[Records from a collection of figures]
*-*-*

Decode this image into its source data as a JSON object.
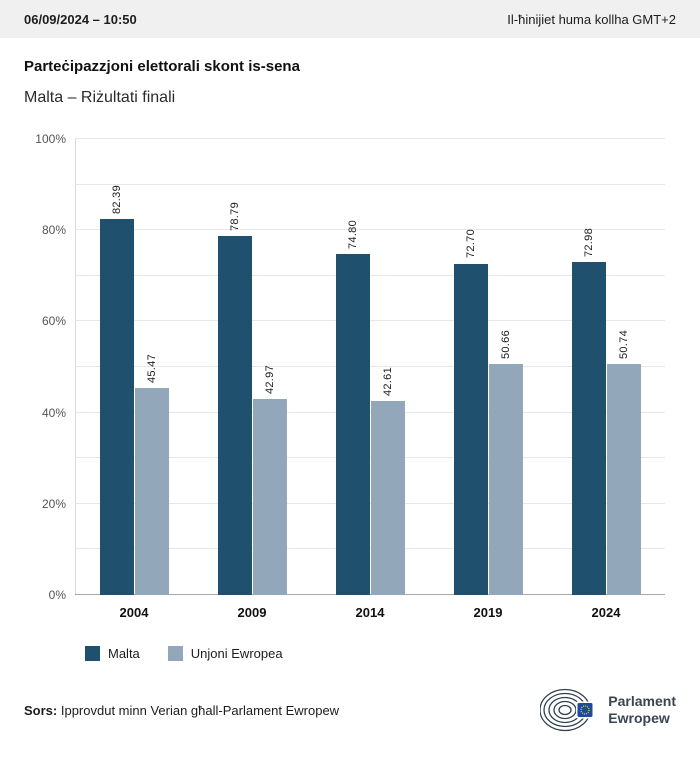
{
  "header": {
    "datetime": "06/09/2024 – 10:50",
    "timezone_note": "Il-ħinijiet huma kollha GMT+2"
  },
  "title": "Parteċipazzjoni elettorali skont is-sena",
  "subtitle": "Malta – Riżultati finali",
  "chart_data": {
    "type": "bar",
    "title": "Parteċipazzjoni elettorali skont is-sena",
    "subtitle": "Malta – Riżultati finali",
    "categories": [
      "2004",
      "2009",
      "2014",
      "2019",
      "2024"
    ],
    "series": [
      {
        "name": "Malta",
        "color": "#1f516f",
        "values": [
          82.39,
          78.79,
          74.8,
          72.7,
          72.98
        ]
      },
      {
        "name": "Unjoni Ewropea",
        "color": "#92a7b9",
        "values": [
          45.47,
          42.97,
          42.61,
          50.66,
          50.74
        ]
      }
    ],
    "ylim": [
      0,
      100
    ],
    "ytick_interval": 10,
    "ytick_label_interval": 20,
    "ytick_suffix": "%",
    "grid": true,
    "legend_position": "bottom",
    "value_label_decimals": 2
  },
  "footer": {
    "source_label": "Sors:",
    "source_text": "Ipprovdut minn Verian għall-Parlament Ewropew"
  },
  "logo": {
    "line1": "Parlament",
    "line2": "Ewropew",
    "mark_color": "#33414f",
    "flag_blue": "#1b4c9b",
    "flag_star_yellow": "#ffd617"
  }
}
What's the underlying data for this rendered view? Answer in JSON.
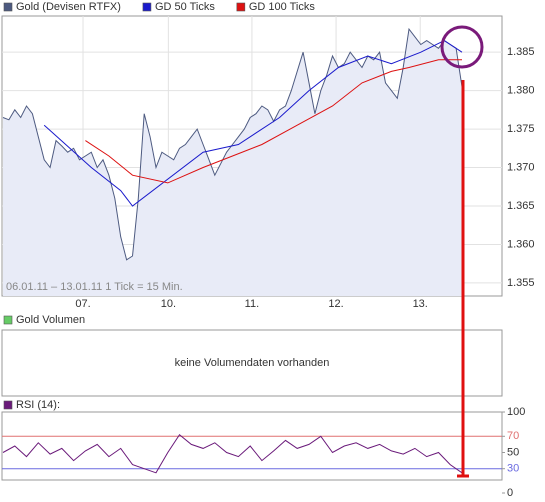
{
  "chart_data": [
    {
      "type": "line",
      "caption": "06.01.11 – 13.01.11   1 Tick = 15 Min.",
      "grid": true,
      "xlim": [
        0,
        78
      ],
      "xticks": [
        {
          "value": 13.6,
          "label": "07."
        },
        {
          "value": 28.1,
          "label": "10."
        },
        {
          "value": 42.3,
          "label": "11."
        },
        {
          "value": 56.6,
          "label": "12."
        },
        {
          "value": 70.9,
          "label": "13."
        }
      ],
      "ylim": [
        1.3533,
        1.3897
      ],
      "yticks": [
        1.385,
        {
          "value": 1.38,
          "label": "1.380"
        },
        1.375,
        {
          "value": 1.37,
          "label": "1.370"
        },
        1.365,
        {
          "value": 1.36,
          "label": "1.360"
        },
        1.355
      ],
      "series": [
        {
          "name": "Gold (Devisen RTFX)",
          "color": "#4d5a80",
          "fill": "#e8ebf7",
          "x": [
            0,
            1,
            2,
            3,
            4,
            5,
            6,
            7,
            8,
            9,
            10,
            11,
            12,
            13,
            14,
            15,
            16,
            17,
            18,
            19,
            20,
            21,
            22,
            23,
            24,
            25,
            26,
            27,
            28,
            29,
            30,
            31,
            32,
            33,
            34,
            35,
            36,
            37,
            38,
            39,
            40,
            41,
            42,
            43,
            44,
            45,
            46,
            47,
            48,
            49,
            50,
            51,
            52,
            53,
            54,
            55,
            56,
            57,
            58,
            59,
            60,
            61,
            62,
            63,
            64,
            65,
            66,
            67,
            68,
            69,
            70,
            71,
            72,
            73,
            74,
            75,
            76,
            77,
            78
          ],
          "values": [
            1.3765,
            1.3762,
            1.3775,
            1.3765,
            1.378,
            1.377,
            1.374,
            1.371,
            1.37,
            1.3735,
            1.3728,
            1.372,
            1.3725,
            1.371,
            1.3715,
            1.372,
            1.37,
            1.371,
            1.369,
            1.366,
            1.361,
            1.358,
            1.3585,
            1.366,
            1.377,
            1.374,
            1.37,
            1.372,
            1.3715,
            1.371,
            1.3725,
            1.373,
            1.374,
            1.375,
            1.373,
            1.371,
            1.369,
            1.3705,
            1.372,
            1.373,
            1.374,
            1.375,
            1.3765,
            1.377,
            1.378,
            1.3775,
            1.376,
            1.3775,
            1.378,
            1.38,
            1.3825,
            1.385,
            1.381,
            1.377,
            1.38,
            1.382,
            1.3845,
            1.383,
            1.3835,
            1.385,
            1.384,
            1.383,
            1.3845,
            1.384,
            1.385,
            1.381,
            1.38,
            1.379,
            1.383,
            1.388,
            1.387,
            1.386,
            1.3865,
            1.386,
            1.3855,
            1.3865,
            1.386,
            1.3855,
            1.3805
          ]
        },
        {
          "name": "GD 50 Ticks",
          "color": "#1a1acc",
          "x": [
            7,
            15,
            20,
            22,
            34,
            40,
            47,
            52,
            57,
            62,
            66,
            71,
            75,
            78
          ],
          "values": [
            1.3755,
            1.37,
            1.367,
            1.365,
            1.372,
            1.373,
            1.3765,
            1.38,
            1.383,
            1.3845,
            1.3835,
            1.385,
            1.3865,
            1.385
          ]
        },
        {
          "name": "GD 100 Ticks",
          "color": "#dd1111",
          "x": [
            14,
            18,
            22,
            28,
            34,
            39,
            44,
            50,
            56,
            61,
            66,
            69,
            74,
            78
          ],
          "values": [
            1.3735,
            1.3715,
            1.369,
            1.368,
            1.37,
            1.3715,
            1.373,
            1.3755,
            1.378,
            1.381,
            1.3825,
            1.383,
            1.384,
            1.384
          ]
        }
      ]
    },
    {
      "type": "bar",
      "annotation": "keine Volumendaten vorhanden",
      "series": [
        {
          "name": "Gold Volumen",
          "color": "#66cc66",
          "values": []
        }
      ]
    },
    {
      "type": "line",
      "xlim": [
        0,
        78
      ],
      "ylim": [
        0,
        100
      ],
      "yticks": [
        100,
        70,
        50,
        30,
        0
      ],
      "hlines": [
        {
          "value": 70,
          "color": "#e07070"
        },
        {
          "value": 30,
          "color": "#6a6ae0"
        }
      ],
      "series": [
        {
          "name": "RSI (14):",
          "color": "#6a1a7a",
          "x": [
            0,
            2,
            4,
            6,
            8,
            10,
            12,
            14,
            16,
            18,
            20,
            22,
            24,
            26,
            28,
            30,
            32,
            34,
            36,
            38,
            40,
            42,
            44,
            46,
            48,
            50,
            52,
            54,
            56,
            58,
            60,
            62,
            64,
            66,
            68,
            70,
            72,
            74,
            76,
            78
          ],
          "values": [
            50,
            58,
            45,
            62,
            48,
            55,
            40,
            52,
            60,
            45,
            55,
            35,
            30,
            25,
            50,
            72,
            60,
            55,
            62,
            50,
            45,
            58,
            40,
            52,
            65,
            55,
            60,
            70,
            50,
            58,
            62,
            55,
            60,
            52,
            48,
            55,
            45,
            50,
            35,
            25
          ]
        }
      ]
    }
  ]
}
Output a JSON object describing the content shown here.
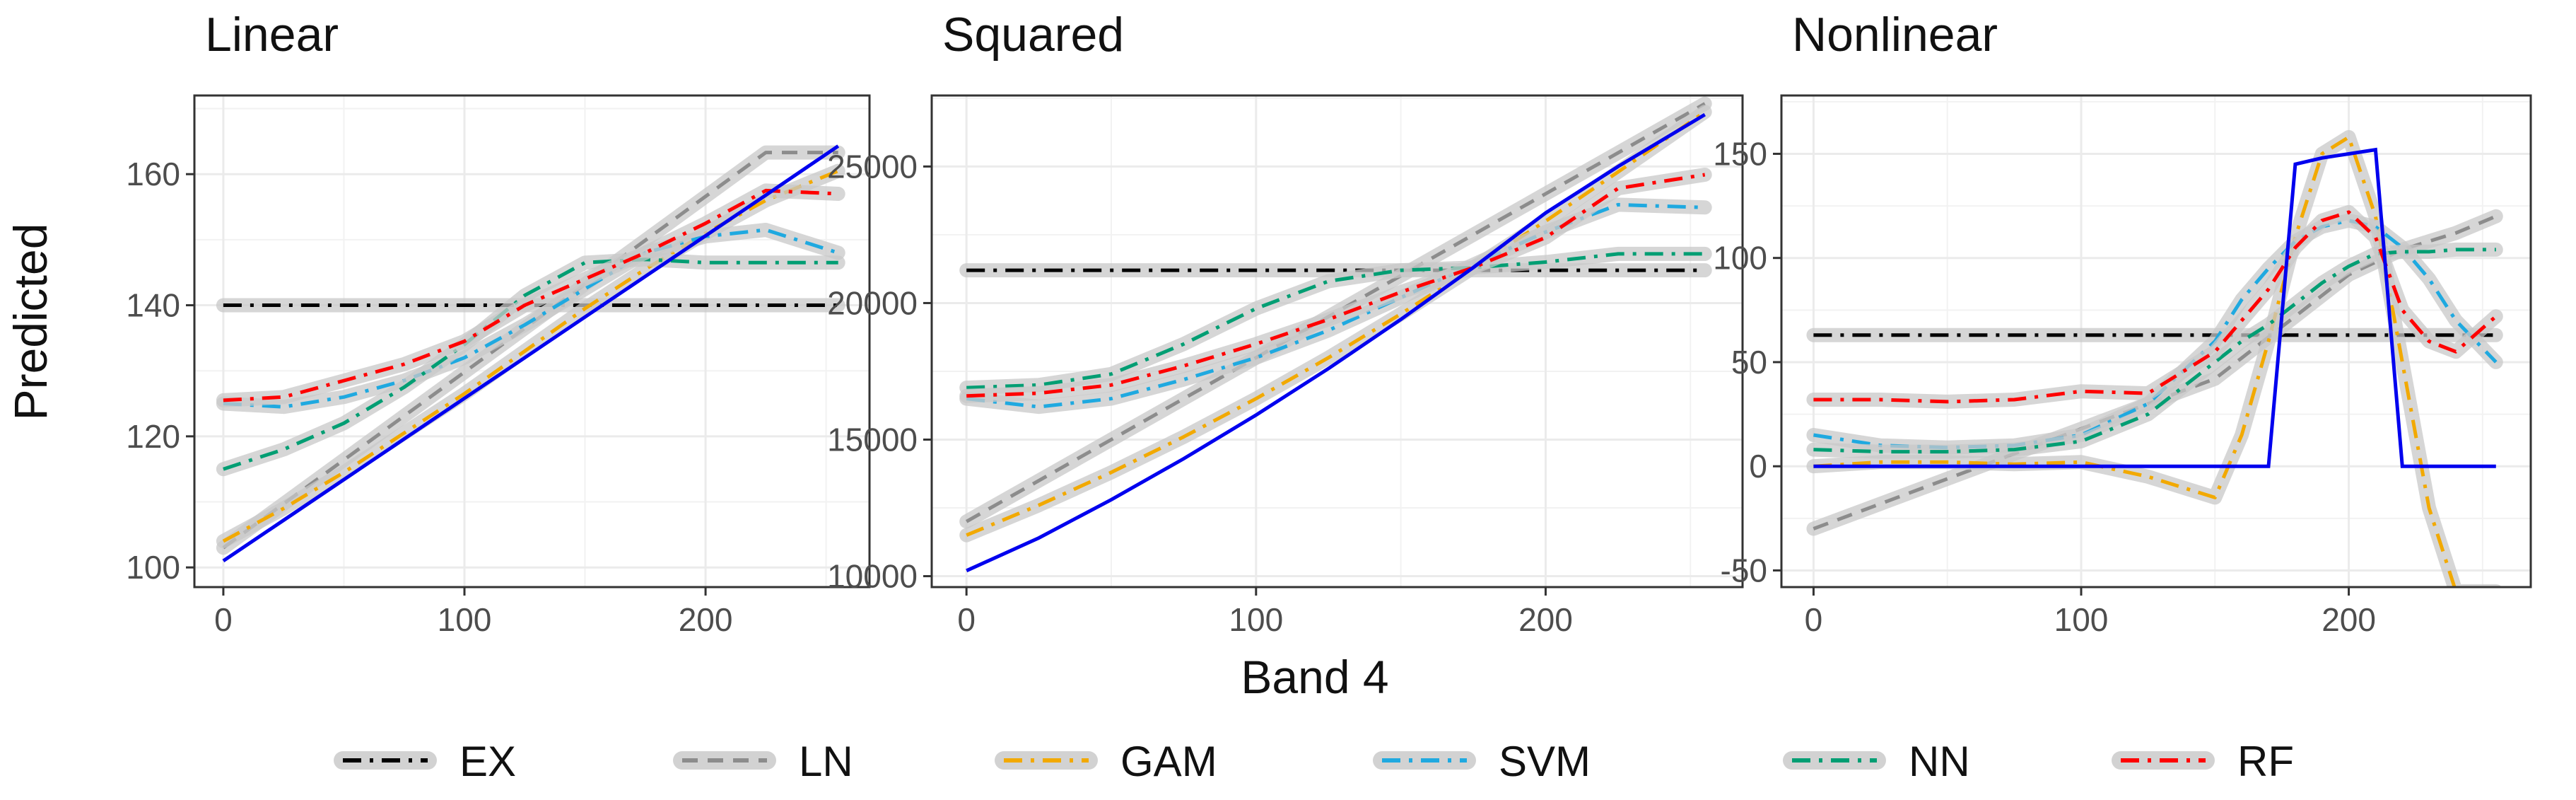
{
  "figure": {
    "xlabel": "Band 4",
    "ylabel": "Predicted"
  },
  "legend": {
    "placement": "bottom",
    "entries": [
      {
        "name": "EX",
        "color": "#000000",
        "dash": "dashdot"
      },
      {
        "name": "LN",
        "color": "#8c8c8c",
        "dash": "dashed"
      },
      {
        "name": "GAM",
        "color": "#f2a900",
        "dash": "dashdot"
      },
      {
        "name": "SVM",
        "color": "#1fa9e0",
        "dash": "dashdot"
      },
      {
        "name": "NN",
        "color": "#009e73",
        "dash": "dashdot"
      },
      {
        "name": "RF",
        "color": "#ff0000",
        "dash": "dashdot"
      }
    ]
  },
  "colors": {
    "true": "#0000ee",
    "band": "#c8c8c8",
    "grid": "#ebebeb",
    "frame": "#333333"
  },
  "chart_data": [
    {
      "type": "line",
      "title": "Linear",
      "xlim": [
        -12,
        268
      ],
      "ylim": [
        97,
        172
      ],
      "xticks": [
        0,
        100,
        200
      ],
      "yticks": [
        100,
        120,
        140,
        160
      ],
      "grid": true,
      "x": [
        0,
        25,
        50,
        75,
        100,
        125,
        150,
        175,
        200,
        225,
        255
      ],
      "true": [
        101,
        107.2,
        113.4,
        119.6,
        125.8,
        132,
        138.2,
        144.4,
        150.6,
        156.8,
        164.3
      ],
      "series": [
        {
          "name": "EX",
          "values": [
            140,
            140,
            140,
            140,
            140,
            140,
            140,
            140,
            140,
            140,
            140
          ]
        },
        {
          "name": "LN",
          "values": [
            103,
            109.7,
            116.4,
            123.1,
            129.8,
            136.5,
            143.2,
            149.9,
            156.6,
            163.3,
            163.3
          ]
        },
        {
          "name": "GAM",
          "values": [
            104,
            109,
            114.5,
            120.5,
            126.5,
            133,
            139.5,
            145.5,
            151,
            156,
            160.5
          ]
        },
        {
          "name": "SVM",
          "values": [
            125,
            124.5,
            126,
            128.5,
            132,
            137,
            142.5,
            148,
            150.5,
            151.5,
            148
          ]
        },
        {
          "name": "NN",
          "values": [
            115,
            118,
            122,
            127.5,
            134,
            141.5,
            146.5,
            147,
            146.5,
            146.5,
            146.5
          ]
        },
        {
          "name": "RF",
          "values": [
            125.5,
            126,
            128.5,
            131,
            134.5,
            140,
            144,
            148,
            152.5,
            157.5,
            157
          ]
        }
      ]
    },
    {
      "type": "line",
      "title": "Squared",
      "xlim": [
        -12,
        268
      ],
      "ylim": [
        9600,
        27600
      ],
      "xticks": [
        0,
        100,
        200
      ],
      "yticks": [
        10000,
        15000,
        20000,
        25000
      ],
      "grid": true,
      "x": [
        0,
        25,
        50,
        75,
        100,
        125,
        150,
        175,
        200,
        225,
        255
      ],
      "true": [
        10200,
        11400,
        12800,
        14300,
        15900,
        17600,
        19400,
        21300,
        23300,
        25000,
        26900
      ],
      "series": [
        {
          "name": "EX",
          "values": [
            21200,
            21200,
            21200,
            21200,
            21200,
            21200,
            21200,
            21200,
            21200,
            21200,
            21200
          ]
        },
        {
          "name": "LN",
          "values": [
            12000,
            13500,
            15000,
            16500,
            18000,
            19500,
            21000,
            22500,
            24000,
            25500,
            27300
          ]
        },
        {
          "name": "GAM",
          "values": [
            11500,
            12600,
            13800,
            15100,
            16500,
            18000,
            19600,
            21300,
            23000,
            24800,
            27000
          ]
        },
        {
          "name": "SVM",
          "values": [
            16500,
            16200,
            16500,
            17200,
            18000,
            19000,
            20200,
            21400,
            22600,
            23600,
            23500
          ]
        },
        {
          "name": "NN",
          "values": [
            16900,
            17000,
            17400,
            18500,
            19800,
            20800,
            21200,
            21300,
            21500,
            21800,
            21800
          ]
        },
        {
          "name": "RF",
          "values": [
            16600,
            16700,
            17000,
            17700,
            18500,
            19400,
            20400,
            21300,
            22400,
            24200,
            24700
          ]
        }
      ]
    },
    {
      "type": "line",
      "title": "Nonlinear",
      "xlim": [
        -12,
        268
      ],
      "ylim": [
        -58,
        178
      ],
      "xticks": [
        0,
        100,
        200
      ],
      "yticks": [
        -50,
        0,
        50,
        100,
        150
      ],
      "grid": true,
      "x": [
        0,
        25,
        50,
        75,
        100,
        125,
        150,
        160,
        170,
        180,
        190,
        200,
        210,
        220,
        230,
        240,
        255
      ],
      "true": [
        0,
        0,
        0,
        0,
        0,
        0,
        0,
        0,
        0,
        145,
        148,
        150,
        152,
        0,
        0,
        0,
        0
      ],
      "series": [
        {
          "name": "EX",
          "values": [
            63,
            63,
            63,
            63,
            63,
            63,
            63,
            63,
            63,
            63,
            63,
            63,
            63,
            63,
            63,
            63,
            63
          ]
        },
        {
          "name": "LN",
          "values": [
            -30,
            -18,
            -6,
            6,
            18,
            30,
            42,
            52,
            62,
            72,
            82,
            92,
            98,
            104,
            108,
            112,
            120
          ]
        },
        {
          "name": "GAM",
          "values": [
            0,
            2,
            2,
            1,
            2,
            -5,
            -15,
            15,
            60,
            110,
            150,
            158,
            120,
            50,
            -20,
            -60,
            -60
          ]
        },
        {
          "name": "SVM",
          "values": [
            15,
            10,
            9,
            10,
            15,
            30,
            60,
            80,
            95,
            108,
            115,
            118,
            115,
            105,
            90,
            70,
            50
          ]
        },
        {
          "name": "NN",
          "values": [
            8,
            7,
            7,
            8,
            12,
            25,
            50,
            60,
            68,
            78,
            88,
            96,
            102,
            103,
            103,
            104,
            104
          ]
        },
        {
          "name": "RF",
          "values": [
            32,
            32,
            31,
            32,
            36,
            35,
            55,
            70,
            85,
            105,
            118,
            122,
            110,
            75,
            60,
            55,
            72
          ]
        }
      ]
    }
  ]
}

*-*-*

WHAT IS BEING ASKED: Which lines contain the word "this"? Copy each one.

REPLY TO THE EXERCISE:
Decode this image into its source data as a JSON object.
What's the underlying data for this rendered view? Answer in JSON.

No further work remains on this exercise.